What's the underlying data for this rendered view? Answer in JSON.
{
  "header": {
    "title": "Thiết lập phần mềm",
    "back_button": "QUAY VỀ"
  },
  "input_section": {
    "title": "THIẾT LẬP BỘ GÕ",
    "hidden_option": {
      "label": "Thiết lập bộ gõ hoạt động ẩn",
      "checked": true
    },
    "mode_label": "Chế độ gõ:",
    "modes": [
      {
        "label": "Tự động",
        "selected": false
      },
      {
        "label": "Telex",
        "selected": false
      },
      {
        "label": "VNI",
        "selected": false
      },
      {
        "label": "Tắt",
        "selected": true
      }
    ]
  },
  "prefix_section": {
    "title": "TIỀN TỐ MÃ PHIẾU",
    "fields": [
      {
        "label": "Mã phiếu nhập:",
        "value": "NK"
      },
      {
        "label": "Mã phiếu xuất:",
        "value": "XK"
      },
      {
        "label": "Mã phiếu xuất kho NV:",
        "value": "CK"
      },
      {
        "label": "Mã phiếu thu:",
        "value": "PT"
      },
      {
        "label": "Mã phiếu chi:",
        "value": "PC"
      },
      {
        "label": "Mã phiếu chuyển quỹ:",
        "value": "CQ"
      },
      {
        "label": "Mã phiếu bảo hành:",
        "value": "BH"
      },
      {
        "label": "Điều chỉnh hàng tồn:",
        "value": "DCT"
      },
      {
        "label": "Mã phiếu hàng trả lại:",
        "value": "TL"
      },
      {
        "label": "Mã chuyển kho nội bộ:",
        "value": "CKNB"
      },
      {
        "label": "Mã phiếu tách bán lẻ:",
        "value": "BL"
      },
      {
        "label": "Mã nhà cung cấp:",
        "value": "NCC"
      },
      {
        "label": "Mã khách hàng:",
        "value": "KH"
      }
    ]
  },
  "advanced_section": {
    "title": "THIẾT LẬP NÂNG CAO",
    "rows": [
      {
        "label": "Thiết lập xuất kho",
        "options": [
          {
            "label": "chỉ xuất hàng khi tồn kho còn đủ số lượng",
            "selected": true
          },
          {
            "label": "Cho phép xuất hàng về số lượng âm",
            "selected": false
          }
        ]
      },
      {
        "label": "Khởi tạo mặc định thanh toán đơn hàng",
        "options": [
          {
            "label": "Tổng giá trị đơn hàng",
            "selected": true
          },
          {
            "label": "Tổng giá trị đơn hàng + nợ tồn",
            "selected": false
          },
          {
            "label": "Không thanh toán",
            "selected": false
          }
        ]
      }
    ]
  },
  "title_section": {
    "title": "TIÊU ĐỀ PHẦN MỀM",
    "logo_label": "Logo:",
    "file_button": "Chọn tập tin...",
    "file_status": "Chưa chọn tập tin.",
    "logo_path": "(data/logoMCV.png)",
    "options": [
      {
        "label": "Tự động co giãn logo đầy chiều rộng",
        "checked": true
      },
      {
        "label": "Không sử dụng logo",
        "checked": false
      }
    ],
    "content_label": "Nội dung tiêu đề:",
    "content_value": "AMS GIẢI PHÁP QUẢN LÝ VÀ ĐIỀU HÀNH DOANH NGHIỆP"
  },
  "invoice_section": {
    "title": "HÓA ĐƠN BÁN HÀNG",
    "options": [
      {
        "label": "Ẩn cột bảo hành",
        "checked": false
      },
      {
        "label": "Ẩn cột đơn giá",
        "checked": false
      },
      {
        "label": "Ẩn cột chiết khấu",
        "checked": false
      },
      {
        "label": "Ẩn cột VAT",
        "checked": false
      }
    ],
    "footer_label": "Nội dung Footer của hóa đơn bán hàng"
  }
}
= = =
Pick out the lines containing the word "Tổng" and show them.

■ REPLY:
            "label": "Tổng giá trị đơn hàng",
            "label": "Tổng giá trị đơn hàng + nợ tồn",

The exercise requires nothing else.